**Set exercise**
From the listing below, pull out every line where the string "rate" appears.
◆ ◆ ◆ ◆ ◆ ◆ ◆
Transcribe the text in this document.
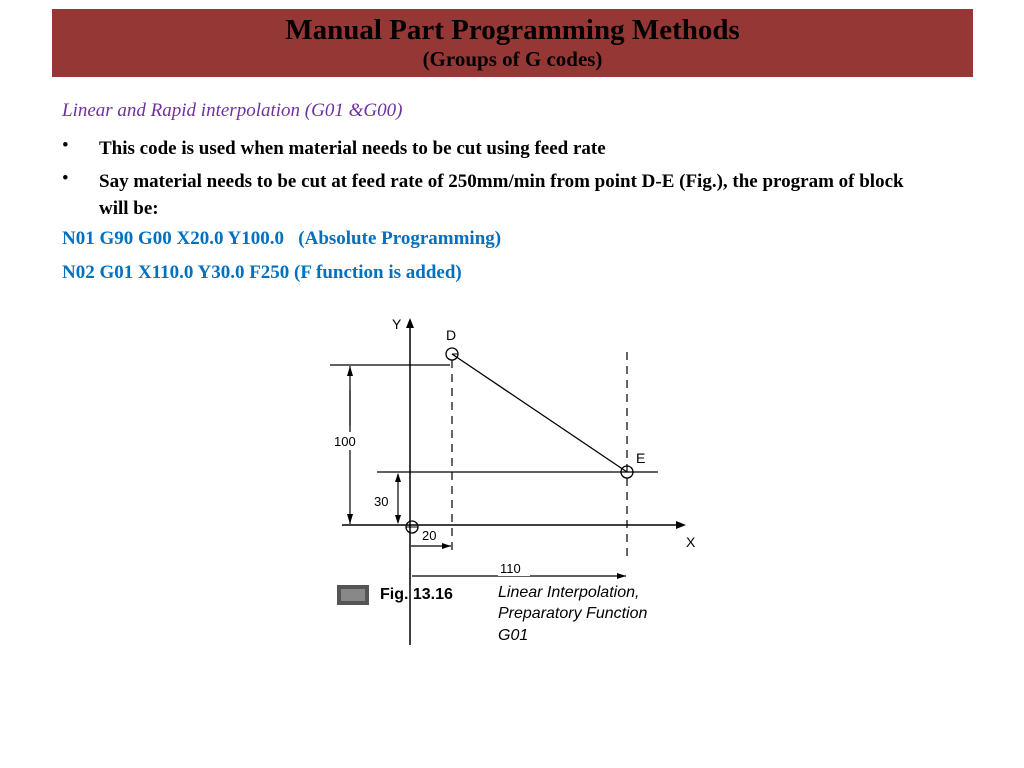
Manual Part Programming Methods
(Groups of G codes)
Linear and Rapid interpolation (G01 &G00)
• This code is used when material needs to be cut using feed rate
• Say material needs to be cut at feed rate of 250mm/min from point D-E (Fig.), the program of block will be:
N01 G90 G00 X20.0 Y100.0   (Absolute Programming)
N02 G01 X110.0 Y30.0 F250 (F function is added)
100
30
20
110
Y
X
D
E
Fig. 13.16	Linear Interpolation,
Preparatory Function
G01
◆ ◆ ◆ ◆ ◆ ◆ ◆
**Solution for this problem**
• This code is used when material needs to be cut using feed rate
• Say material needs to be cut at feed rate of 250mm/min from point D-E (Fig.), the program of block will be:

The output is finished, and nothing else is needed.